Dataset records →
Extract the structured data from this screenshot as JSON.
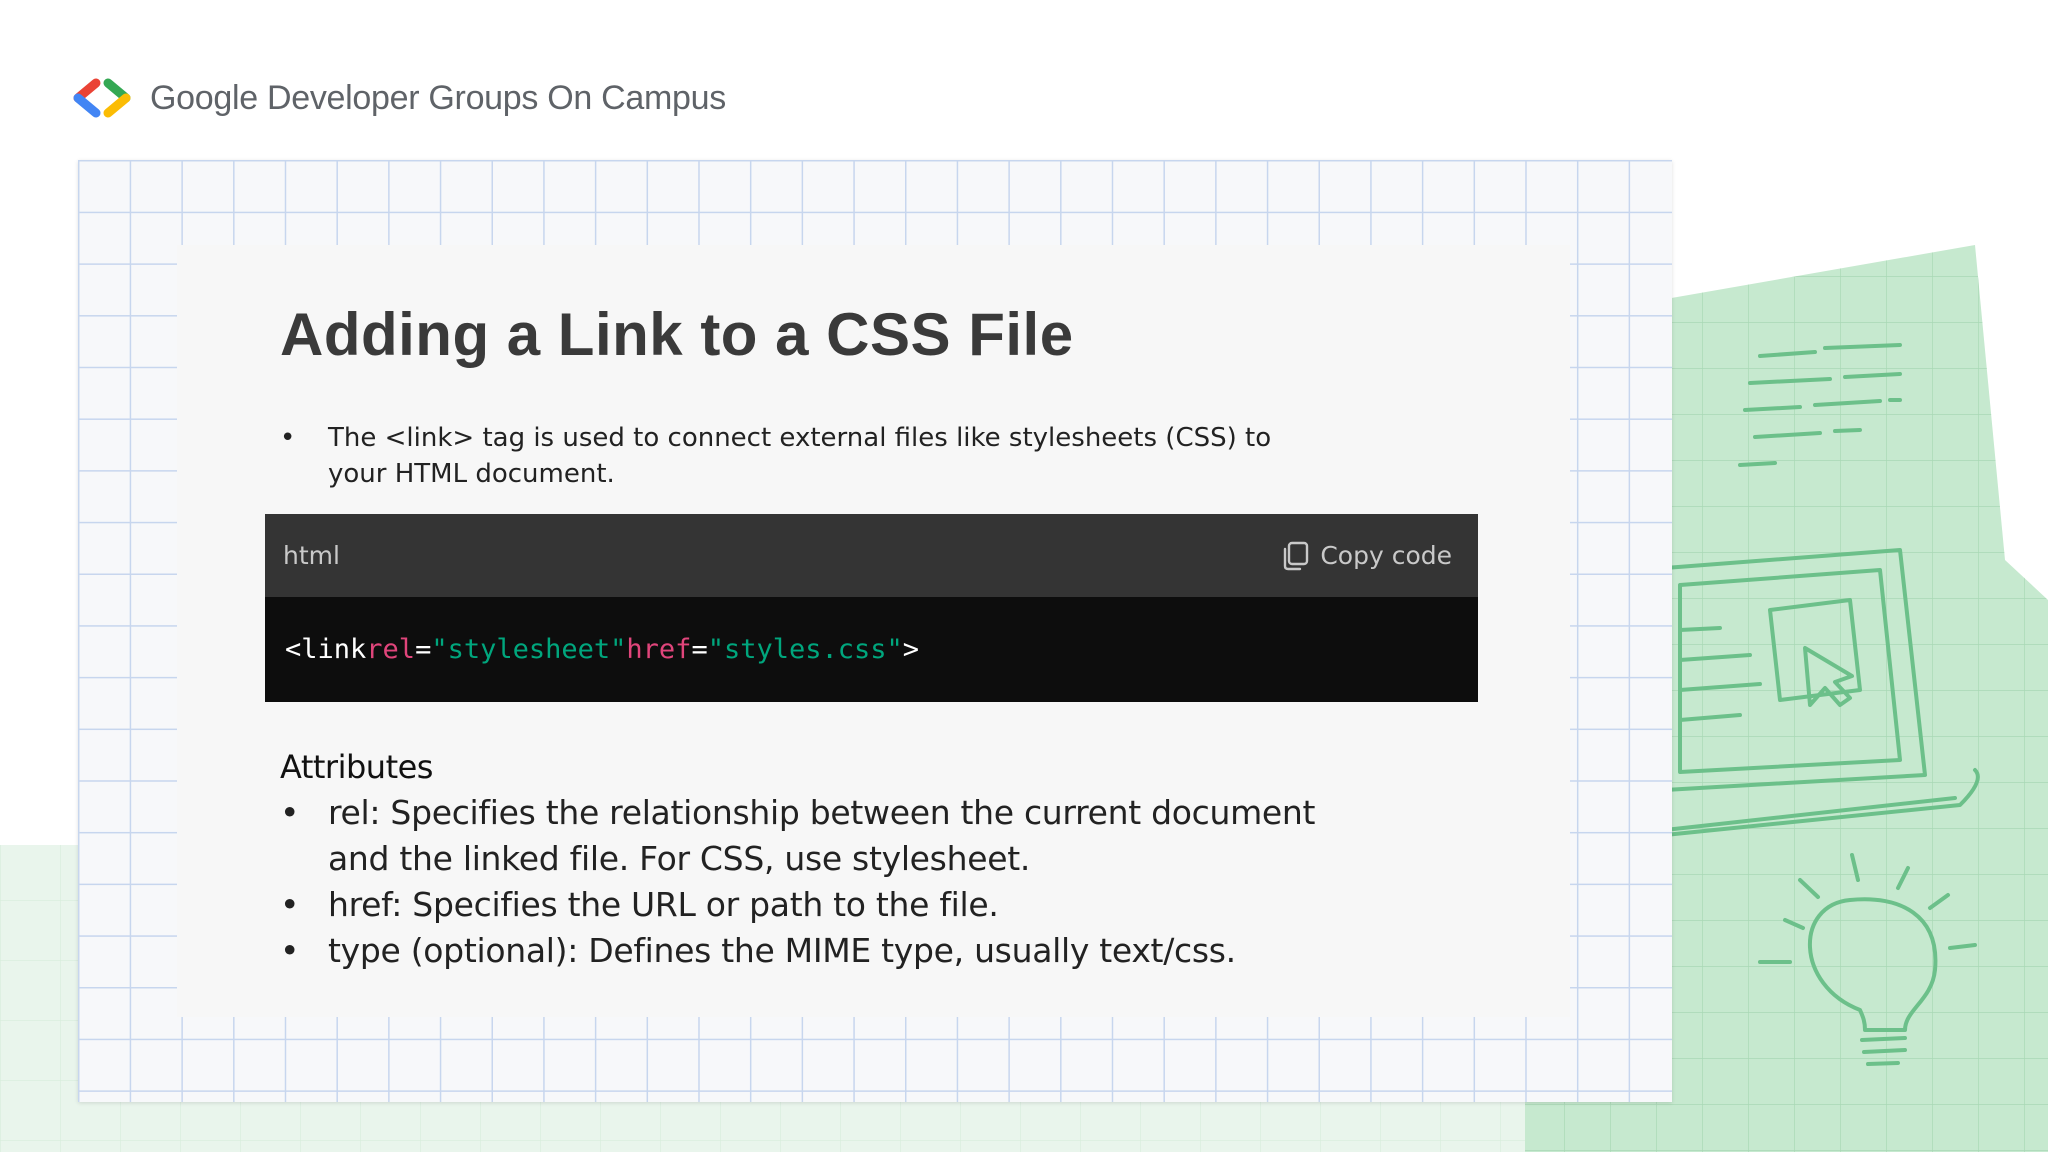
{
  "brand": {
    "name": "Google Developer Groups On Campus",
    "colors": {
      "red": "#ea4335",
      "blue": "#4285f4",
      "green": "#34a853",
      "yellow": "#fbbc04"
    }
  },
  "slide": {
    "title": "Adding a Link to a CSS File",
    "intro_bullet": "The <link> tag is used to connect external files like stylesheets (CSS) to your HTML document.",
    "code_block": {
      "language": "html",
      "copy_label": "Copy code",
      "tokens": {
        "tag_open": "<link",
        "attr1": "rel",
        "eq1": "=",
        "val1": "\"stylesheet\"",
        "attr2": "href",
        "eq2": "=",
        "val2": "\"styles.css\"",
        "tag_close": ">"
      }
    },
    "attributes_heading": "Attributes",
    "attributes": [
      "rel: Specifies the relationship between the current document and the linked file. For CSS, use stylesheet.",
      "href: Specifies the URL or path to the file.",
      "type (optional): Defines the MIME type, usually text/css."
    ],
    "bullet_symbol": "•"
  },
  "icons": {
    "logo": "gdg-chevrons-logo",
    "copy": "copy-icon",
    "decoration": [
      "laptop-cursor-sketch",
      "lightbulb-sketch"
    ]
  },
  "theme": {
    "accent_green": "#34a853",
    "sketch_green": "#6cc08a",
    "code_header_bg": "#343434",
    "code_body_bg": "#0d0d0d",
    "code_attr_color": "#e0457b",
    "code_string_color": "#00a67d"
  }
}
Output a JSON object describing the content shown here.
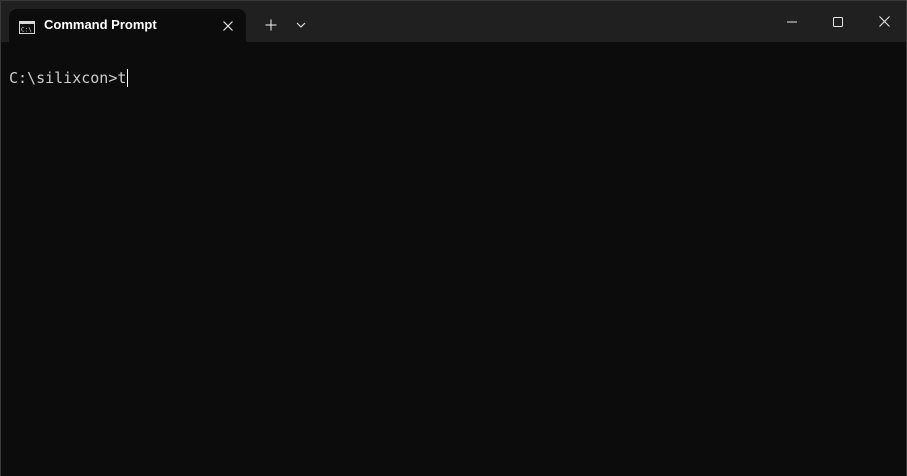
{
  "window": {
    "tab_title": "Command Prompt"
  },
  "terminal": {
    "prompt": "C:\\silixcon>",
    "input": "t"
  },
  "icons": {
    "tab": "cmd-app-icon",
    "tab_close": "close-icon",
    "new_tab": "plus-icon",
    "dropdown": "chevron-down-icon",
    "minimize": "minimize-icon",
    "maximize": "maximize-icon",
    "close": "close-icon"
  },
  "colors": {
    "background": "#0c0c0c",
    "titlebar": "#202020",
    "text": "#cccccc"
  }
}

What the exercise asks →
Pull out all lines from the entries above that include the word "href".

Task result →
        "attr2": "href",
      "href: Specifies the URL or path to the file.",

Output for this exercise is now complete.